→ **SUPPLIED DATA**:
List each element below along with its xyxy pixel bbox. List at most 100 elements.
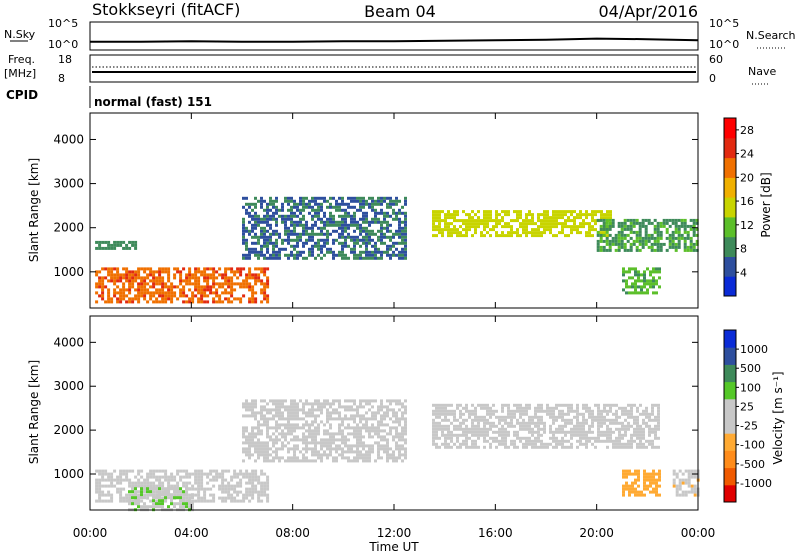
data-cell — [317, 441, 320, 445]
data-cell — [203, 496, 207, 500]
data-cell — [453, 418, 456, 422]
data-cell — [641, 221, 645, 225]
nsearch-tick-low: 10^0 — [709, 38, 739, 51]
data-cell — [95, 490, 99, 494]
data-cell — [489, 210, 492, 214]
data-cell — [281, 241, 284, 245]
data-cell — [537, 231, 540, 235]
data-cell — [615, 442, 618, 446]
data-cell — [441, 424, 444, 428]
data-cell — [137, 481, 141, 485]
data-cell — [161, 276, 165, 280]
data-cell — [689, 236, 693, 240]
data-cell — [95, 291, 99, 295]
data-cell — [614, 236, 618, 240]
data-cell — [251, 496, 255, 500]
nsearch-tick-high: 10^5 — [709, 17, 739, 30]
data-cell — [656, 236, 660, 240]
data-cell — [564, 219, 567, 223]
data-cell — [684, 490, 688, 494]
data-cell — [368, 399, 371, 403]
data-cell — [597, 403, 600, 407]
data-cell — [140, 285, 144, 289]
data-cell — [179, 282, 183, 286]
data-cell — [655, 279, 658, 283]
data-cell — [293, 199, 296, 203]
data-cell — [637, 291, 640, 295]
data-cell — [119, 481, 123, 485]
data-cell — [296, 426, 299, 430]
data-cell — [614, 242, 618, 246]
data-cell — [107, 294, 111, 298]
data-cell — [95, 481, 99, 485]
y-tick-label: 2000 — [53, 423, 84, 437]
data-cell — [185, 475, 189, 479]
data-cell — [353, 205, 356, 209]
data-cell — [438, 403, 441, 407]
data-cell — [525, 219, 528, 223]
data-cell — [404, 420, 407, 424]
data-cell — [314, 429, 317, 433]
data-cell — [639, 442, 642, 446]
data-cell — [245, 490, 249, 494]
data-cell — [642, 418, 645, 422]
data-cell — [200, 291, 204, 295]
data-cell — [344, 414, 347, 418]
data-cell — [260, 232, 263, 236]
data-cell — [401, 435, 404, 439]
data-cell — [649, 478, 652, 482]
data-cell — [596, 218, 600, 222]
data-cell — [537, 409, 540, 413]
data-cell — [113, 240, 117, 244]
data-cell — [125, 499, 129, 503]
data-cell — [359, 244, 362, 248]
data-cell — [287, 241, 290, 245]
data-cell — [540, 222, 543, 226]
data-cell — [444, 412, 447, 416]
data-cell — [652, 285, 655, 289]
data-cell — [477, 415, 480, 419]
data-cell — [567, 234, 570, 238]
data-cell — [585, 433, 588, 437]
data-cell — [245, 429, 248, 433]
data-cell — [143, 270, 147, 274]
data-cell — [501, 403, 504, 407]
data-cell — [245, 279, 249, 283]
data-cell — [197, 282, 201, 286]
data-cell — [284, 426, 287, 430]
data-cell — [134, 484, 138, 488]
data-cell — [278, 447, 281, 451]
data-cell — [167, 276, 171, 280]
data-cell — [248, 487, 252, 491]
data-cell — [353, 426, 356, 430]
data-cell — [561, 439, 564, 443]
data-cell — [224, 273, 228, 277]
data-cell — [395, 435, 398, 439]
data-cell — [658, 484, 661, 488]
data-cell — [227, 481, 231, 485]
data-cell — [649, 472, 652, 476]
data-cell — [176, 502, 179, 506]
data-cell — [305, 402, 308, 406]
data-cell — [522, 222, 525, 226]
data-cell — [158, 300, 162, 304]
data-cell — [287, 229, 290, 233]
data-cell — [269, 238, 272, 242]
data-cell — [657, 424, 660, 428]
data-cell — [134, 493, 137, 497]
data-cell — [498, 219, 501, 223]
data-cell — [537, 445, 540, 449]
data-cell — [254, 459, 257, 463]
data-cell — [486, 427, 489, 431]
data-cell — [498, 430, 501, 434]
data-cell — [275, 199, 278, 203]
data-cell — [652, 291, 655, 295]
data-cell — [230, 496, 234, 500]
data-cell — [380, 211, 383, 215]
data-cell — [615, 412, 618, 416]
data-cell — [266, 411, 269, 415]
data-cell — [281, 202, 284, 206]
data-cell — [338, 429, 341, 433]
data-cell — [582, 403, 585, 407]
data-cell — [507, 231, 510, 235]
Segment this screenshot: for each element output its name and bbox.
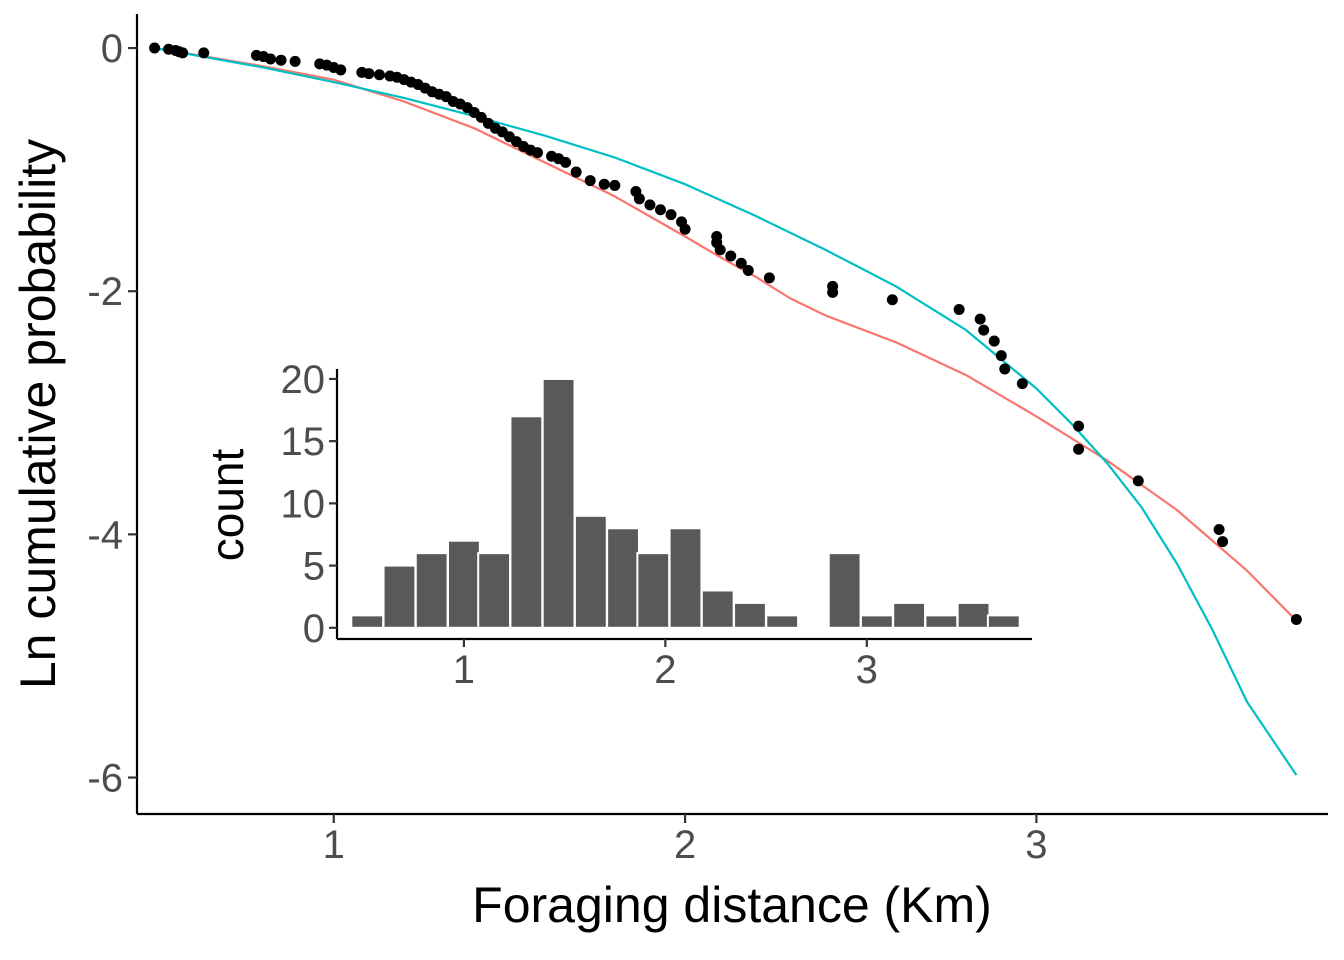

→ **SET PROBLEM**:
Copy the listing above word for word, leaving out the pictures.

→ **EXERCISE RESULT**:
List each element below along with its xyxy pixel bbox. List at most 100 elements.
data-cell — [317, 441, 320, 445]
data-cell — [203, 496, 207, 500]
data-cell — [453, 418, 456, 422]
data-cell — [641, 221, 645, 225]
nsearch-tick-low: 10^0 — [709, 38, 739, 51]
data-cell — [95, 490, 99, 494]
data-cell — [489, 210, 492, 214]
data-cell — [281, 241, 284, 245]
data-cell — [537, 231, 540, 235]
data-cell — [615, 442, 618, 446]
data-cell — [441, 424, 444, 428]
data-cell — [137, 481, 141, 485]
data-cell — [161, 276, 165, 280]
data-cell — [689, 236, 693, 240]
data-cell — [95, 291, 99, 295]
data-cell — [614, 236, 618, 240]
data-cell — [251, 496, 255, 500]
nsearch-tick-high: 10^5 — [709, 17, 739, 30]
data-cell — [656, 236, 660, 240]
data-cell — [564, 219, 567, 223]
data-cell — [684, 490, 688, 494]
data-cell — [368, 399, 371, 403]
data-cell — [597, 403, 600, 407]
data-cell — [140, 285, 144, 289]
data-cell — [179, 282, 183, 286]
data-cell — [655, 279, 658, 283]
data-cell — [293, 199, 296, 203]
data-cell — [637, 291, 640, 295]
data-cell — [119, 481, 123, 485]
data-cell — [296, 426, 299, 430]
data-cell — [614, 242, 618, 246]
data-cell — [107, 294, 111, 298]
data-cell — [95, 481, 99, 485]
y-tick-label: 2000 — [53, 423, 84, 437]
data-cell — [185, 475, 189, 479]
data-cell — [353, 205, 356, 209]
data-cell — [438, 403, 441, 407]
data-cell — [525, 219, 528, 223]
data-cell — [404, 420, 407, 424]
data-cell — [314, 429, 317, 433]
data-cell — [639, 442, 642, 446]
data-cell — [245, 490, 249, 494]
data-cell — [642, 418, 645, 422]
data-cell — [200, 291, 204, 295]
data-cell — [344, 414, 347, 418]
data-cell — [260, 232, 263, 236]
data-cell — [401, 435, 404, 439]
data-cell — [649, 478, 652, 482]
data-cell — [596, 218, 600, 222]
data-cell — [537, 409, 540, 413]
data-cell — [113, 240, 117, 244]
data-cell — [125, 499, 129, 503]
data-cell — [359, 244, 362, 248]
data-cell — [287, 241, 290, 245]
data-cell — [540, 222, 543, 226]
data-cell — [444, 412, 447, 416]
data-cell — [652, 285, 655, 289]
data-cell — [477, 415, 480, 419]
data-cell — [567, 234, 570, 238]
data-cell — [585, 433, 588, 437]
data-cell — [245, 429, 248, 433]
data-cell — [143, 270, 147, 274]
data-cell — [501, 403, 504, 407]
data-cell — [245, 279, 249, 283]
data-cell — [197, 282, 201, 286]
data-cell — [284, 426, 287, 430]
data-cell — [134, 484, 138, 488]
data-cell — [278, 447, 281, 451]
data-cell — [167, 276, 171, 280]
data-cell — [248, 487, 252, 491]
data-cell — [353, 426, 356, 430]
data-cell — [561, 439, 564, 443]
data-cell — [224, 273, 228, 277]
data-cell — [395, 435, 398, 439]
data-cell — [658, 484, 661, 488]
data-cell — [227, 481, 231, 485]
data-cell — [649, 472, 652, 476]
data-cell — [176, 502, 179, 506]
data-cell — [305, 402, 308, 406]
data-cell — [522, 222, 525, 226]
data-cell — [158, 300, 162, 304]
data-cell — [287, 229, 290, 233]
data-cell — [269, 238, 272, 242]
data-cell — [657, 424, 660, 428]
data-cell — [134, 493, 137, 497]
data-cell — [498, 219, 501, 223]
data-cell — [537, 445, 540, 449]
data-cell — [254, 459, 257, 463]
data-cell — [486, 427, 489, 431]
data-cell — [498, 430, 501, 434]
data-cell — [275, 199, 278, 203]
data-cell — [652, 291, 655, 295]
data-cell — [230, 496, 234, 500]
data-cell — [380, 211, 383, 215]
data-cell — [615, 412, 618, 416]
data-cell — [266, 411, 269, 415]
data-cell — [281, 202, 284, 206]
data-cell — [338, 429, 341, 433]
data-cell — [582, 403, 585, 407]
data-cell — [507, 231, 510, 235]
Segment this screenshot: for each element output its name and bbox.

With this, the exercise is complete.